> _Objective_
Below are some records; give them all again exactly, but not the pictures.

> _Dataset rows_
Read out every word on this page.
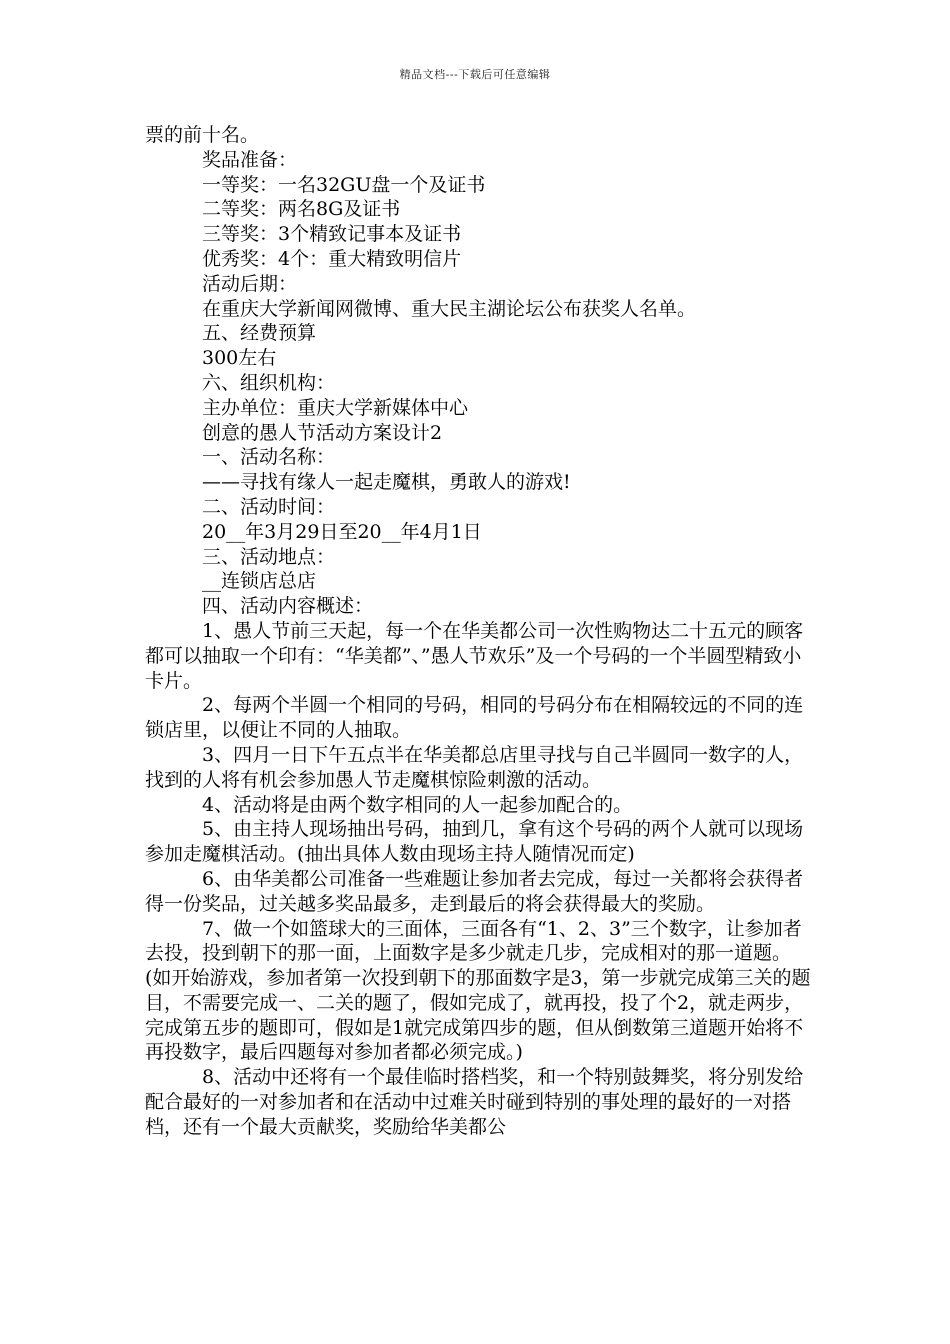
精品文档---下载后可任意编辑

票的前十名。

奖品准备：

一等奖：一名32GU盘一个及证书

二等奖：两名8G及证书

三等奖：3个精致记事本及证书

优秀奖：4个：重大精致明信片

活动后期：

在重庆大学新闻网微博、重大民主湖论坛公布获奖人名单。

五、经费预算

300左右

六、组织机构：

主办单位：重庆大学新媒体中心

创意的愚人节活动方案设计2

一、活动名称：

——寻找有缘人一起走魔棋，勇敢人的游戏!

二、活动时间：

20__年3月29日至20__年4月1日

三、活动地点：

__连锁店总店

四、活动内容概述：

1、愚人节前三天起，每一个在华美都公司一次性购物达二十五元的顾客都可以抽取一个印有：“华美都”、”愚人节欢乐”及一个号码的一个半圆型精致小卡片。

2、每两个半圆一个相同的号码，相同的号码分布在相隔较远的不同的连锁店里，以便让不同的人抽取。

3、四月一日下午五点半在华美都总店里寻找与自己半圆同一数字的人，找到的人将有机会参加愚人节走魔棋惊险刺激的活动。

4、活动将是由两个数字相同的人一起参加配合的。

5、由主持人现场抽出号码，抽到几，拿有这个号码的两个人就可以现场参加走魔棋活动。(抽出具体人数由现场主持人随情况而定)

6、由华美都公司准备一些难题让参加者去完成，每过一关都将会获得者得一份奖品，过关越多奖品最多，走到最后的将会获得最大的奖励。

7、做一个如篮球大的三面体，三面各有“1、2、3”三个数字，让参加者去投，投到朝下的那一面，上面数字是多少就走几步，完成相对的那一道题。(如开始游戏，参加者第一次投到朝下的那面数字是3，第一步就完成第三关的题目，不需要完成一、二关的题了，假如完成了，就再投，投了个2，就走两步，完成第五步的题即可，假如是1就完成第四步的题，但从倒数第三道题开始将不再投数字，最后四题每对参加者都必须完成。)

8、活动中还将有一个最佳临时搭档奖，和一个特别鼓舞奖，将分别发给配合最好的一对参加者和在活动中过难关时碰到特别的事处理的最好的一对搭档，还有一个最大贡献奖，奖励给华美都公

> _Exercise response_
Read out every word on this page.
精品文档---下载后可任意编辑

票的前十名。

奖品准备：

一等奖：一名32GU盘一个及证书

二等奖：两名8G及证书

三等奖：3个精致记事本及证书

优秀奖：4个：重大精致明信片

活动后期：

在重庆大学新闻网微博、重大民主湖论坛公布获奖人名单。

五、经费预算

300左右

六、组织机构：

主办单位：重庆大学新媒体中心

创意的愚人节活动方案设计2

一、活动名称：

——寻找有缘人一起走魔棋，勇敢人的游戏!

二、活动时间：

20__年3月29日至20__年4月1日

三、活动地点：

__连锁店总店

四、活动内容概述：

1、愚人节前三天起，每一个在华美都公司一次性购物达二十五元的顾客都可以抽取一个印有：“华美都”、”愚人节欢乐”及一个号码的一个半圆型精致小卡片。

2、每两个半圆一个相同的号码，相同的号码分布在相隔较远的不同的连锁店里，以便让不同的人抽取。

3、四月一日下午五点半在华美都总店里寻找与自己半圆同一数字的人，找到的人将有机会参加愚人节走魔棋惊险刺激的活动。

4、活动将是由两个数字相同的人一起参加配合的。

5、由主持人现场抽出号码，抽到几，拿有这个号码的两个人就可以现场参加走魔棋活动。(抽出具体人数由现场主持人随情况而定)

6、由华美都公司准备一些难题让参加者去完成，每过一关都将会获得者得一份奖品，过关越多奖品最多，走到最后的将会获得最大的奖励。

7、做一个如篮球大的三面体，三面各有“1、2、3”三个数字，让参加者去投，投到朝下的那一面，上面数字是多少就走几步，完成相对的那一道题。(如开始游戏，参加者第一次投到朝下的那面数字是3，第一步就完成第三关的题目，不需要完成一、二关的题了，假如完成了，就再投，投了个2，就走两步，完成第五步的题即可，假如是1就完成第四步的题，但从倒数第三道题开始将不再投数字，最后四题每对参加者都必须完成。)

8、活动中还将有一个最佳临时搭档奖，和一个特别鼓舞奖，将分别发给配合最好的一对参加者和在活动中过难关时碰到特别的事处理的最好的一对搭档，还有一个最大贡献奖，奖励给华美都公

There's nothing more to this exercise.